--- begin ---

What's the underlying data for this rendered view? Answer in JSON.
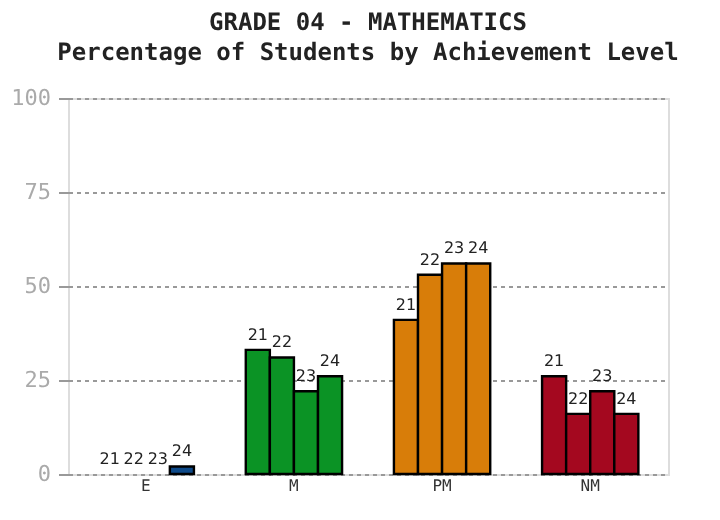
{
  "chart_data": {
    "type": "bar",
    "title": "GRADE 04 - MATHEMATICS",
    "subtitle": "Percentage of Students by Achievement Level",
    "categories": [
      "E",
      "M",
      "PM",
      "NM"
    ],
    "series": [
      {
        "name": "21",
        "colors": [
          "#0e4a8a",
          "#0b9325",
          "#d87d09",
          "#a4081f"
        ],
        "values": [
          0,
          33,
          41,
          26
        ]
      },
      {
        "name": "22",
        "colors": [
          "#0e4a8a",
          "#0b9325",
          "#d87d09",
          "#a4081f"
        ],
        "values": [
          0,
          31,
          53,
          16
        ]
      },
      {
        "name": "23",
        "colors": [
          "#0e4a8a",
          "#0b9325",
          "#d87d09",
          "#a4081f"
        ],
        "values": [
          0,
          22,
          56,
          22
        ]
      },
      {
        "name": "24",
        "colors": [
          "#0e4a8a",
          "#0b9325",
          "#d87d09",
          "#a4081f"
        ],
        "values": [
          2,
          26,
          56,
          16
        ]
      }
    ],
    "ylim": [
      0,
      100
    ],
    "yticks": [
      0,
      25,
      50,
      75,
      100
    ],
    "grid": "y"
  }
}
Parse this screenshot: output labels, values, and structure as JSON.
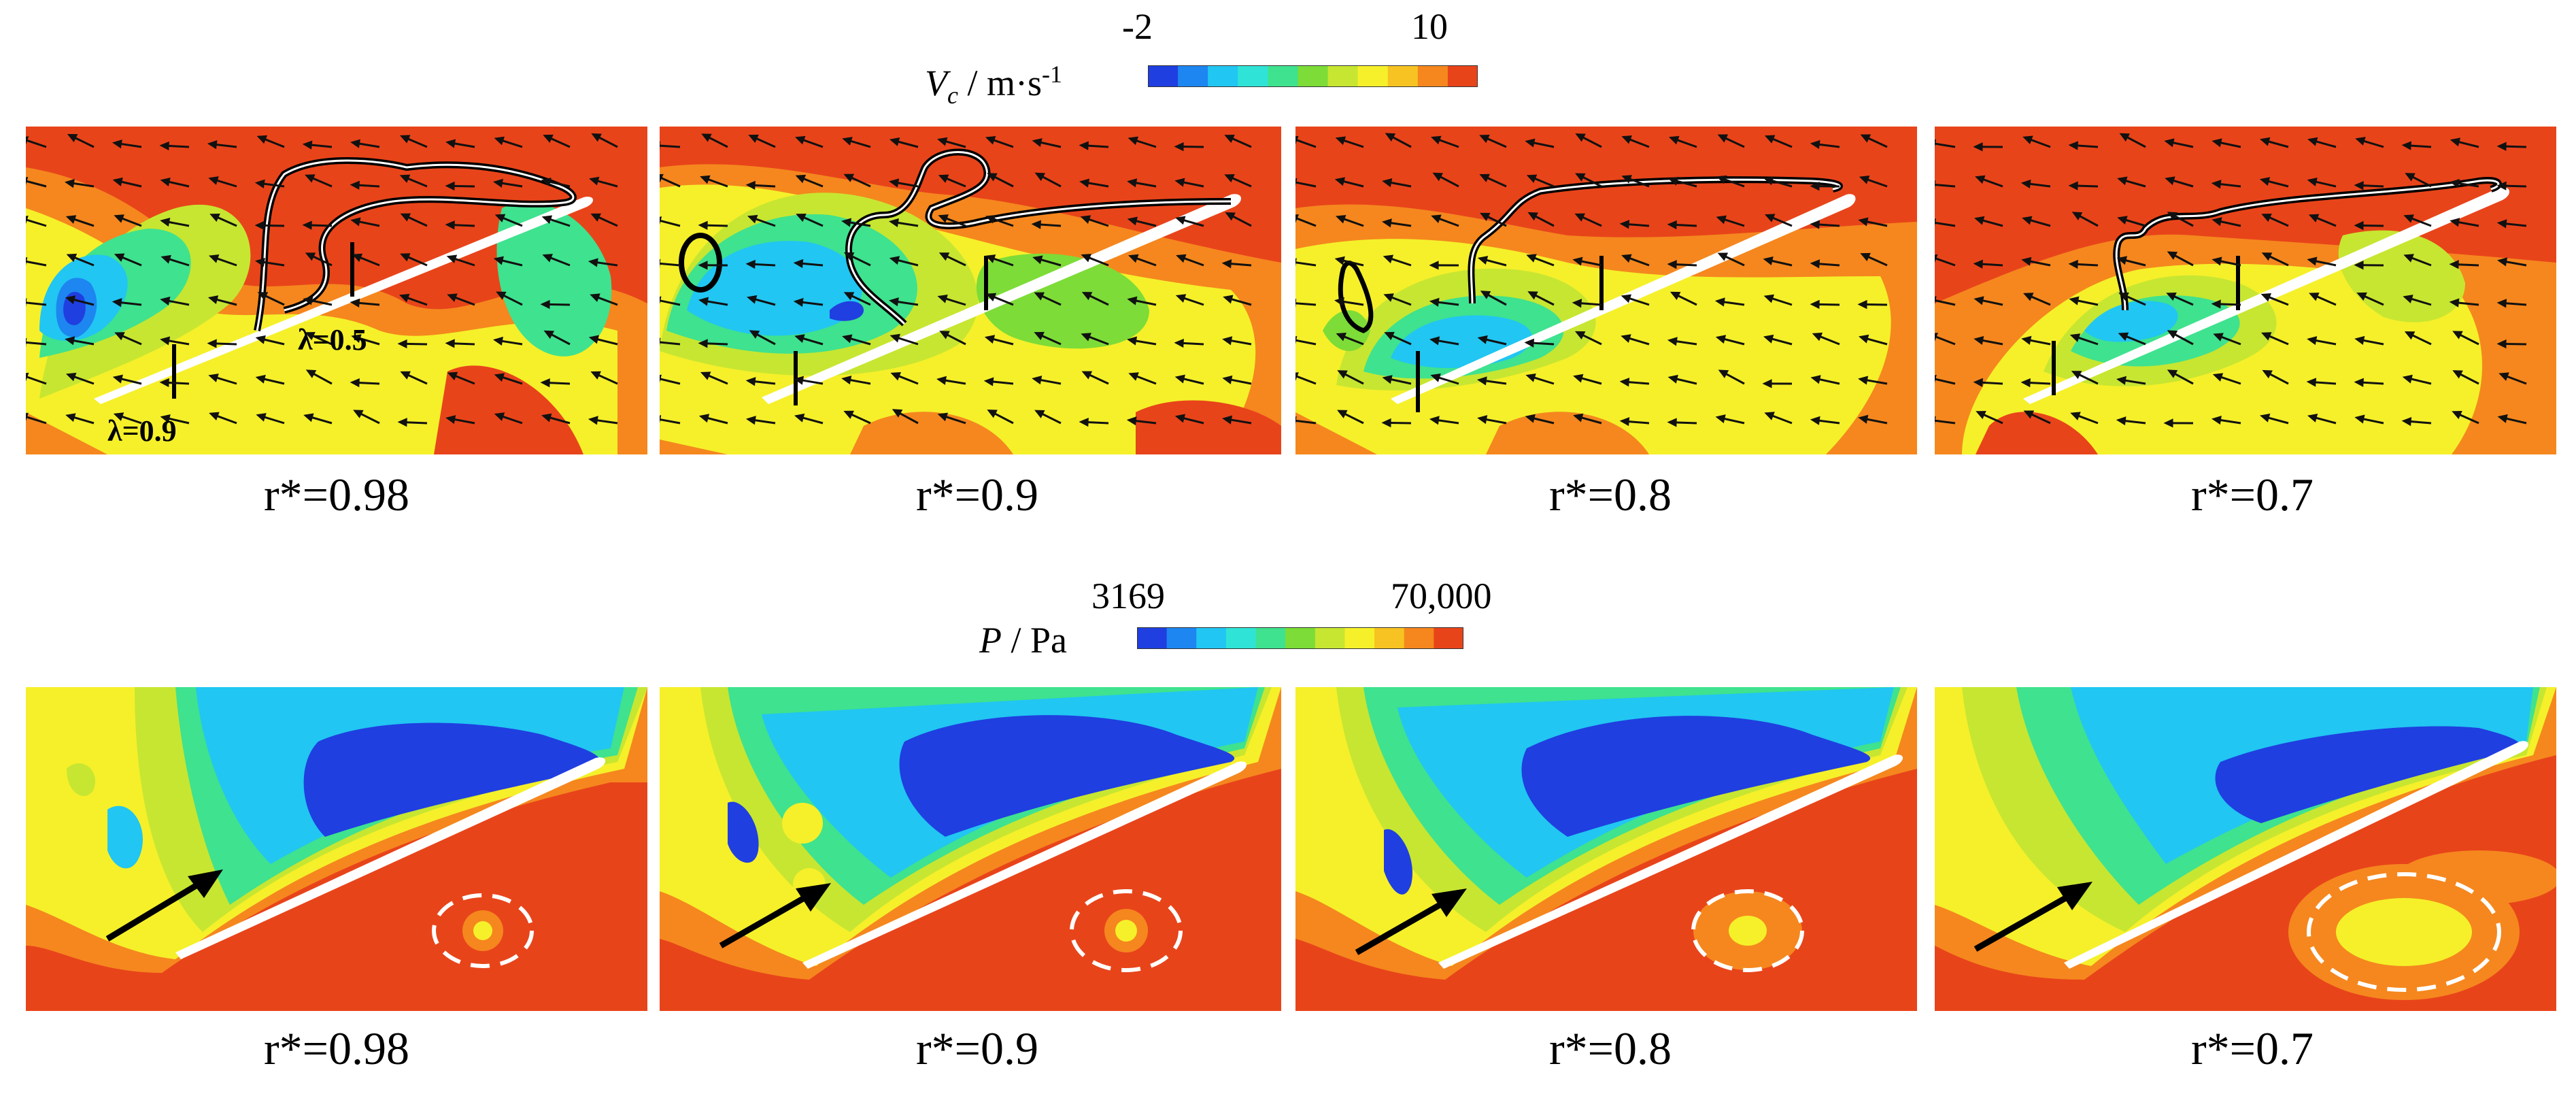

--- end ---

(WRITTEN REQUEST) Reproduce the whole listing above word for word, but not its pictures.

(ANSWER BELOW)
What's the underlying data for this rendered view? Answer in JSON.
{
  "chart_data": {
    "type": "bar",
    "title": "GRADE 04 - MATHEMATICS",
    "subtitle": "Percentage of Students by Achievement Level",
    "categories": [
      "E",
      "M",
      "PM",
      "NM"
    ],
    "series": [
      {
        "name": "21",
        "colors": [
          "#0e4a8a",
          "#0b9325",
          "#d87d09",
          "#a4081f"
        ],
        "values": [
          0,
          33,
          41,
          26
        ]
      },
      {
        "name": "22",
        "colors": [
          "#0e4a8a",
          "#0b9325",
          "#d87d09",
          "#a4081f"
        ],
        "values": [
          0,
          31,
          53,
          16
        ]
      },
      {
        "name": "23",
        "colors": [
          "#0e4a8a",
          "#0b9325",
          "#d87d09",
          "#a4081f"
        ],
        "values": [
          0,
          22,
          56,
          22
        ]
      },
      {
        "name": "24",
        "colors": [
          "#0e4a8a",
          "#0b9325",
          "#d87d09",
          "#a4081f"
        ],
        "values": [
          2,
          26,
          56,
          16
        ]
      }
    ],
    "ylim": [
      0,
      100
    ],
    "yticks": [
      0,
      25,
      50,
      75,
      100
    ],
    "grid": "y"
  }
}
Parse this screenshot: output labels, values, and structure as JSON.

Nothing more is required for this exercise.